→ **Job**:
State the count of lines below in which the word "marker" appears, and add nothing.

▬▬▬

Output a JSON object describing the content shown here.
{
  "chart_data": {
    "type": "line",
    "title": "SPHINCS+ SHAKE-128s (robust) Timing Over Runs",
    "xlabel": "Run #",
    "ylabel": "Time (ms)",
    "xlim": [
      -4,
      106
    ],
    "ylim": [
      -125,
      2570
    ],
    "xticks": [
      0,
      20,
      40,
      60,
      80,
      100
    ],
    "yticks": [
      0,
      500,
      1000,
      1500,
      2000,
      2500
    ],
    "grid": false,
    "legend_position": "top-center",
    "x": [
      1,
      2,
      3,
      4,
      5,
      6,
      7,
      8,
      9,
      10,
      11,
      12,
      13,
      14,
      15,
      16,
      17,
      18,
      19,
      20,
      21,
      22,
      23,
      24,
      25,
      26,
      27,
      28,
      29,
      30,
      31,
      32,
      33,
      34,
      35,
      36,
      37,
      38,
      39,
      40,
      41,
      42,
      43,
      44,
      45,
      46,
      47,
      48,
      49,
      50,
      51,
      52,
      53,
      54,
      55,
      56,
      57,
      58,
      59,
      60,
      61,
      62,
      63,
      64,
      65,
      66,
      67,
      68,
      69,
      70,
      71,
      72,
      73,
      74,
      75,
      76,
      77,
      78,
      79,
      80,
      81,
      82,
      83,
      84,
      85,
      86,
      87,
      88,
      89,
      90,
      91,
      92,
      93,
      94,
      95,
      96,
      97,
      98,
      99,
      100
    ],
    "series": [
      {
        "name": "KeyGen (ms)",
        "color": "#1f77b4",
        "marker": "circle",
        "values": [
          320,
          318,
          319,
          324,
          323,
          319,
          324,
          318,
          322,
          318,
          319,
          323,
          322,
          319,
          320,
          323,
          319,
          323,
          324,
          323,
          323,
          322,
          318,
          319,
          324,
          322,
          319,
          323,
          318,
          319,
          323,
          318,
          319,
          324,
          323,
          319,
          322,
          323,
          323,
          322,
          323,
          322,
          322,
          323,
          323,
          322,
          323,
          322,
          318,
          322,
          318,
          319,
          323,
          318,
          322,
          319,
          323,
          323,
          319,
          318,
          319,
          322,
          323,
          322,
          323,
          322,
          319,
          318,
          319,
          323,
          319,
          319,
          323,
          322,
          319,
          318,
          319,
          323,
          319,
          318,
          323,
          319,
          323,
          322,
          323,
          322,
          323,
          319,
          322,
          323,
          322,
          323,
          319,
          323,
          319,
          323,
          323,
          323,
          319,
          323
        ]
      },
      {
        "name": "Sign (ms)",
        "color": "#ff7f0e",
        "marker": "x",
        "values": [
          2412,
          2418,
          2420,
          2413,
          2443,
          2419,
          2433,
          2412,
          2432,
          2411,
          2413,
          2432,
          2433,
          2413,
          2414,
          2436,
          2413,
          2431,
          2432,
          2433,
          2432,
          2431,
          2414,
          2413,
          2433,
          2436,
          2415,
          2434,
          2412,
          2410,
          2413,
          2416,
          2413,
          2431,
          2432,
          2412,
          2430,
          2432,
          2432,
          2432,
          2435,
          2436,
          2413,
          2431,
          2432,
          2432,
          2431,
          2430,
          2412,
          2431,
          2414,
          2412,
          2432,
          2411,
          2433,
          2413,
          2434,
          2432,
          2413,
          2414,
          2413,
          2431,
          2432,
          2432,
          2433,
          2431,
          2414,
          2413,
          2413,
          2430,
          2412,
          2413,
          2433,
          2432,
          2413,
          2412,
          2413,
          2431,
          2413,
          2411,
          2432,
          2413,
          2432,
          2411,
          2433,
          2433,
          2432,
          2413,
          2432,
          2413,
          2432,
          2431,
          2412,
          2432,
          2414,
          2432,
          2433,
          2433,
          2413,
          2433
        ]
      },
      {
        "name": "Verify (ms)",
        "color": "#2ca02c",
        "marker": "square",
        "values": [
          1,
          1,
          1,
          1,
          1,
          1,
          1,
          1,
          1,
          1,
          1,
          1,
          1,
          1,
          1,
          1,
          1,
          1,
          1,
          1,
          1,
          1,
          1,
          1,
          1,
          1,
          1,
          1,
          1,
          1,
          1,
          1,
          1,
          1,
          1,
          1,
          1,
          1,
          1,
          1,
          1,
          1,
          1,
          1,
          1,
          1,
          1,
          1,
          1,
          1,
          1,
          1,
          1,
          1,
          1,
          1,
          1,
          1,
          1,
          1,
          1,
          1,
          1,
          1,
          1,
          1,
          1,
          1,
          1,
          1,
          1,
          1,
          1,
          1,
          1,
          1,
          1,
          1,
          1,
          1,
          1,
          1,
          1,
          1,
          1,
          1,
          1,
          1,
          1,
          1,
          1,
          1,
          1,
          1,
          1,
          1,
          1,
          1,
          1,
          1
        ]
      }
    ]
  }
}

▬▬▬

→ **Answer in full**:
3